■ **DIRECTION**:
Exclude the pictures; give every entry again exactly as written.

===== TASK INPUT =====

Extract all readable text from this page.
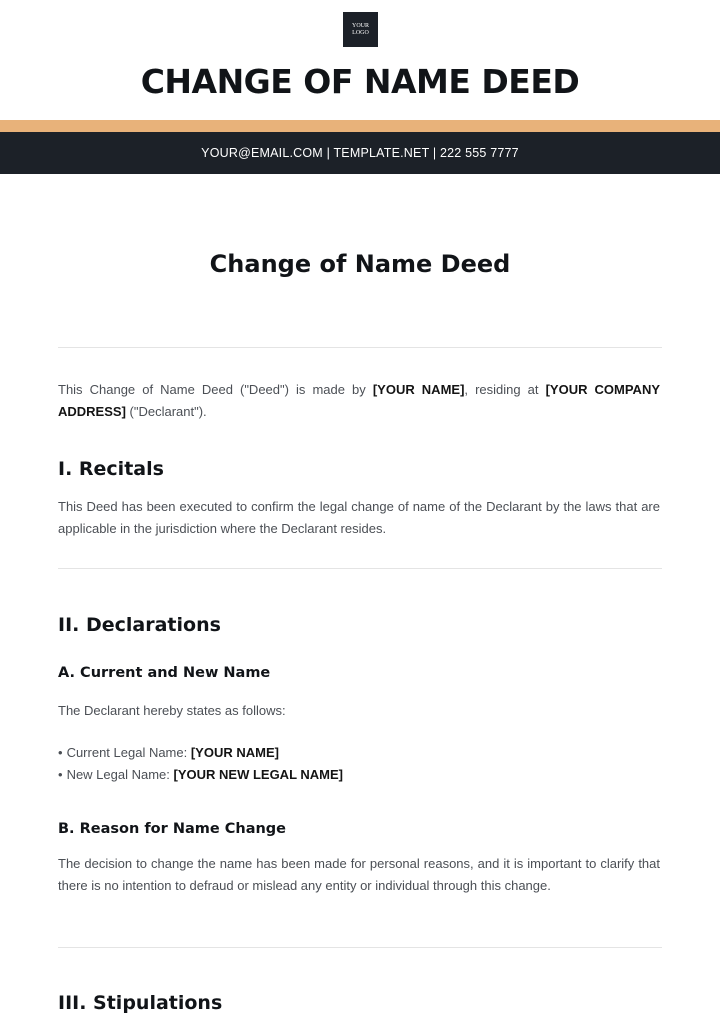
YOUR LOGO
CHANGE OF NAME DEED
YOUR@EMAIL.COM | TEMPLATE.NET | 222 555 7777
Change of Name Deed

This Change of Name Deed ("Deed") is made by [YOUR NAME], residing at [YOUR COMPANY ADDRESS] ("Declarant").

I. Recitals

This Deed has been executed to confirm the legal change of name of the Declarant by the laws that are applicable in the jurisdiction where the Declarant resides.

II. Declarations
A. Current and New Name

The Declarant hereby states as follows:

• Current Legal Name: [YOUR NAME]
• New Legal Name: [YOUR NEW LEGAL NAME]
B. Reason for Name Change

The decision to change the name has been made for personal reasons, and it is important to clarify that there is no intention to defraud or mislead any entity or individual through this change.

III. Stipulations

=====

■ **SOLUTION BELOW**:
Extract all readable text from this page.
YOUR LOGO
CHANGE OF NAME DEED
YOUR@EMAIL.COM | TEMPLATE.NET | 222 555 7777
Change of Name Deed

This Change of Name Deed ("Deed") is made by [YOUR NAME], residing at [YOUR COMPANY ADDRESS] ("Declarant").

I. Recitals

This Deed has been executed to confirm the legal change of name of the Declarant by the laws that are applicable in the jurisdiction where the Declarant resides.

II. Declarations
A. Current and New Name

The Declarant hereby states as follows:

• Current Legal Name: [YOUR NAME]
• New Legal Name: [YOUR NEW LEGAL NAME]
B. Reason for Name Change

The decision to change the name has been made for personal reasons, and it is important to clarify that there is no intention to defraud or mislead any entity or individual through this change.

III. Stipulations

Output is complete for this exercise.